==== Material for this exercise ====

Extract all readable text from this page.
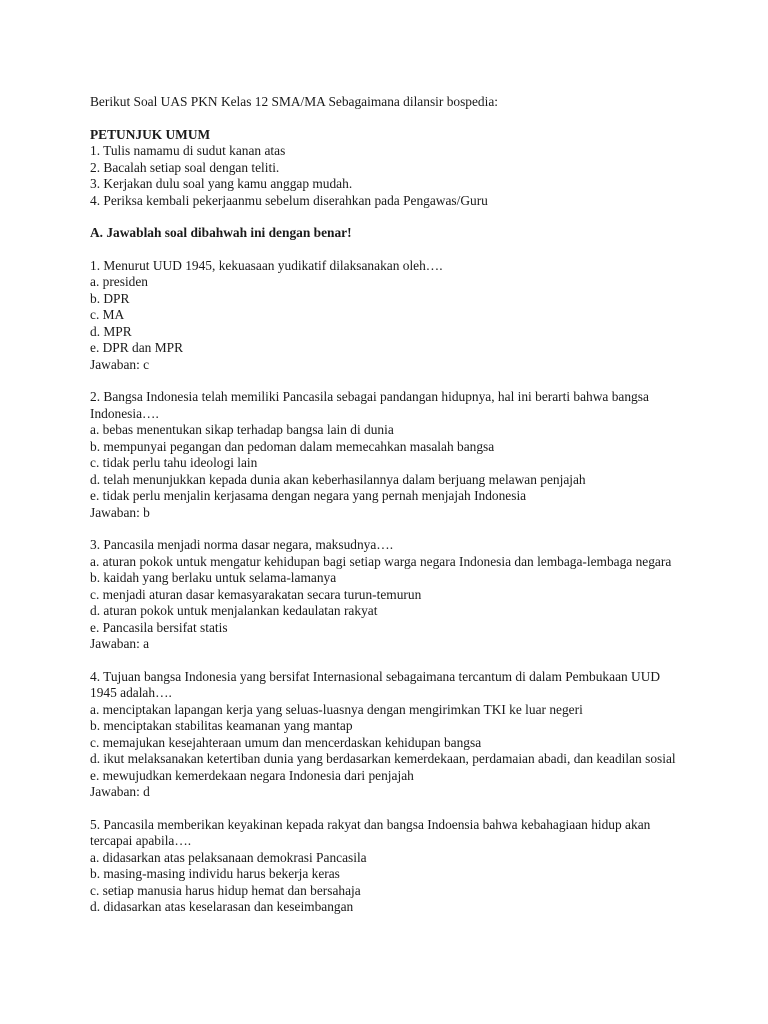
Berikut Soal UAS PKN Kelas 12 SMA/MA Sebagaimana dilansir bospedia:
PETUNJUK UMUM
1. Tulis namamu di sudut kanan atas
2. Bacalah setiap soal dengan teliti.
3. Kerjakan dulu soal yang kamu anggap mudah.
4. Periksa kembali pekerjaanmu sebelum diserahkan pada Pengawas/Guru
A. Jawablah soal dibahwah ini dengan benar!
1. Menurut UUD 1945, kekuasaan yudikatif dilaksanakan oleh….
a. presiden
b. DPR
c. MA
d. MPR
e. DPR dan MPR
Jawaban: c
2. Bangsa Indonesia telah memiliki Pancasila sebagai pandangan hidupnya, hal ini berarti bahwa bangsa Indonesia….
a. bebas menentukan sikap terhadap bangsa lain di dunia
b. mempunyai pegangan dan pedoman dalam memecahkan masalah bangsa
c. tidak perlu tahu ideologi lain
d. telah menunjukkan kepada dunia akan keberhasilannya dalam berjuang melawan penjajah
e. tidak perlu menjalin kerjasama dengan negara yang pernah menjajah Indonesia
Jawaban: b
3. Pancasila menjadi norma dasar negara, maksudnya….
a. aturan pokok untuk mengatur kehidupan bagi setiap warga negara Indonesia dan lembaga-lembaga negara
b. kaidah yang berlaku untuk selama-lamanya
c. menjadi aturan dasar kemasyarakatan secara turun-temurun
d. aturan pokok untuk menjalankan kedaulatan rakyat
e. Pancasila bersifat statis
Jawaban: a
4. Tujuan bangsa Indonesia yang bersifat Internasional sebagaimana tercantum di dalam Pembukaan UUD 1945 adalah….
a. menciptakan lapangan kerja yang seluas-luasnya dengan mengirimkan TKI ke luar negeri
b. menciptakan stabilitas keamanan yang mantap
c. memajukan kesejahteraan umum dan mencerdaskan kehidupan bangsa
d. ikut melaksanakan ketertiban dunia yang berdasarkan kemerdekaan, perdamaian abadi, dan keadilan sosial
e. mewujudkan kemerdekaan negara Indonesia dari penjajah
Jawaban: d
5. Pancasila memberikan keyakinan kepada rakyat dan bangsa Indoensia bahwa kebahagiaan hidup akan tercapai apabila….
a. didasarkan atas pelaksanaan demokrasi Pancasila
b. masing-masing individu harus bekerja keras
c. setiap manusia harus hidup hemat dan bersahaja
d. didasarkan atas keselarasan dan keseimbangan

====

In your copy, repeat each record exactly and include no pictures.

Extract all readable text from this page.
Berikut Soal UAS PKN Kelas 12 SMA/MA Sebagaimana dilansir bospedia:
PETUNJUK UMUM
1. Tulis namamu di sudut kanan atas
2. Bacalah setiap soal dengan teliti.
3. Kerjakan dulu soal yang kamu anggap mudah.
4. Periksa kembali pekerjaanmu sebelum diserahkan pada Pengawas/Guru
A. Jawablah soal dibahwah ini dengan benar!
1. Menurut UUD 1945, kekuasaan yudikatif dilaksanakan oleh….
a. presiden
b. DPR
c. MA
d. MPR
e. DPR dan MPR
Jawaban: c
2. Bangsa Indonesia telah memiliki Pancasila sebagai pandangan hidupnya, hal ini berarti bahwa bangsa Indonesia….
a. bebas menentukan sikap terhadap bangsa lain di dunia
b. mempunyai pegangan dan pedoman dalam memecahkan masalah bangsa
c. tidak perlu tahu ideologi lain
d. telah menunjukkan kepada dunia akan keberhasilannya dalam berjuang melawan penjajah
e. tidak perlu menjalin kerjasama dengan negara yang pernah menjajah Indonesia
Jawaban: b
3. Pancasila menjadi norma dasar negara, maksudnya….
a. aturan pokok untuk mengatur kehidupan bagi setiap warga negara Indonesia dan lembaga-lembaga negara
b. kaidah yang berlaku untuk selama-lamanya
c. menjadi aturan dasar kemasyarakatan secara turun-temurun
d. aturan pokok untuk menjalankan kedaulatan rakyat
e. Pancasila bersifat statis
Jawaban: a
4. Tujuan bangsa Indonesia yang bersifat Internasional sebagaimana tercantum di dalam Pembukaan UUD 1945 adalah….
a. menciptakan lapangan kerja yang seluas-luasnya dengan mengirimkan TKI ke luar negeri
b. menciptakan stabilitas keamanan yang mantap
c. memajukan kesejahteraan umum dan mencerdaskan kehidupan bangsa
d. ikut melaksanakan ketertiban dunia yang berdasarkan kemerdekaan, perdamaian abadi, dan keadilan sosial
e. mewujudkan kemerdekaan negara Indonesia dari penjajah
Jawaban: d
5. Pancasila memberikan keyakinan kepada rakyat dan bangsa Indoensia bahwa kebahagiaan hidup akan tercapai apabila….
a. didasarkan atas pelaksanaan demokrasi Pancasila
b. masing-masing individu harus bekerja keras
c. setiap manusia harus hidup hemat dan bersahaja
d. didasarkan atas keselarasan dan keseimbangan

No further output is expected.